## [RECORD EXTRACTS]
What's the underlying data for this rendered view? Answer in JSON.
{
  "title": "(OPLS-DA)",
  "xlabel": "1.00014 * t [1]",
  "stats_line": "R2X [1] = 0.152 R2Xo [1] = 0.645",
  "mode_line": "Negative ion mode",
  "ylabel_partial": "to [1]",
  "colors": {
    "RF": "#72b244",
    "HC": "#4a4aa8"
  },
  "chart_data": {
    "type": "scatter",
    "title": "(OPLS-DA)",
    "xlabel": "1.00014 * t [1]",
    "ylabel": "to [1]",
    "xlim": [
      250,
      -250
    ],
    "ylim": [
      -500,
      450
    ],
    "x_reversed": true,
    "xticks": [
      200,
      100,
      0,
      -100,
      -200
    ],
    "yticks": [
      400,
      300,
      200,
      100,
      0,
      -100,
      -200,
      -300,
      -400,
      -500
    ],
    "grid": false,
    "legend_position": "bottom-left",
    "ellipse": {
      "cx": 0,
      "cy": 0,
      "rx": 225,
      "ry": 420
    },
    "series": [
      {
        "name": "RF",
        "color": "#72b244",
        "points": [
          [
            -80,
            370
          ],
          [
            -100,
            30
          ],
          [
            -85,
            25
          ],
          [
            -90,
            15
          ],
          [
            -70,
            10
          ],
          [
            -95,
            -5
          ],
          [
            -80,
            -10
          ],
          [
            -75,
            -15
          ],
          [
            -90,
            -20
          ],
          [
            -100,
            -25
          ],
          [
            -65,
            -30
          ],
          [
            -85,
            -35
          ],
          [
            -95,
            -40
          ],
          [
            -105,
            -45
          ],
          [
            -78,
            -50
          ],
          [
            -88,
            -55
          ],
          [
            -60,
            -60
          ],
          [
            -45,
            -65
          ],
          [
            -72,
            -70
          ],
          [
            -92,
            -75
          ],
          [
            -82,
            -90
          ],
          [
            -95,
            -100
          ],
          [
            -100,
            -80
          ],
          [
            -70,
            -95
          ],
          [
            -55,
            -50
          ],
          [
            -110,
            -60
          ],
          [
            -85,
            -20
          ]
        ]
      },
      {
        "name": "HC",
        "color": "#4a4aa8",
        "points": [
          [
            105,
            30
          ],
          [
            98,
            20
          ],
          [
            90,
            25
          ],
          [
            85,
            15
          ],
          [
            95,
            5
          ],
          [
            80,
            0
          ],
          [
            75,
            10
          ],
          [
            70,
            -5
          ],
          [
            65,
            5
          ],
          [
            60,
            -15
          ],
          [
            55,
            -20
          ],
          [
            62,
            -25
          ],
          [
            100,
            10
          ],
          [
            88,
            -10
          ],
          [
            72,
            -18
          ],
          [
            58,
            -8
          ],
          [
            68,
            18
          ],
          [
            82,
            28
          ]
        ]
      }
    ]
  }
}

---

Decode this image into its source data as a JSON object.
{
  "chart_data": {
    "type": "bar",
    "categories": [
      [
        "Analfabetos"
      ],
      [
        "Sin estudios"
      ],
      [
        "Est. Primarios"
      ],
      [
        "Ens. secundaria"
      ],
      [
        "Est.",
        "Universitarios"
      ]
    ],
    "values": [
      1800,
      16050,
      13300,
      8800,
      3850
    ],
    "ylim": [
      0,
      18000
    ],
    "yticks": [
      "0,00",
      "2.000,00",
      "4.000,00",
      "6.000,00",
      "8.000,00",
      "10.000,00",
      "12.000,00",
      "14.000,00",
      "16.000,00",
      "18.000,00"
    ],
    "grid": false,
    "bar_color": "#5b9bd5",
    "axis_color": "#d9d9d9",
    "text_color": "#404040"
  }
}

## [WHAT YOU SHOULD DO]
Reply with nothing except the number of lines in the listing above that include "this".

## [ANSWER FOR THE TASK]
2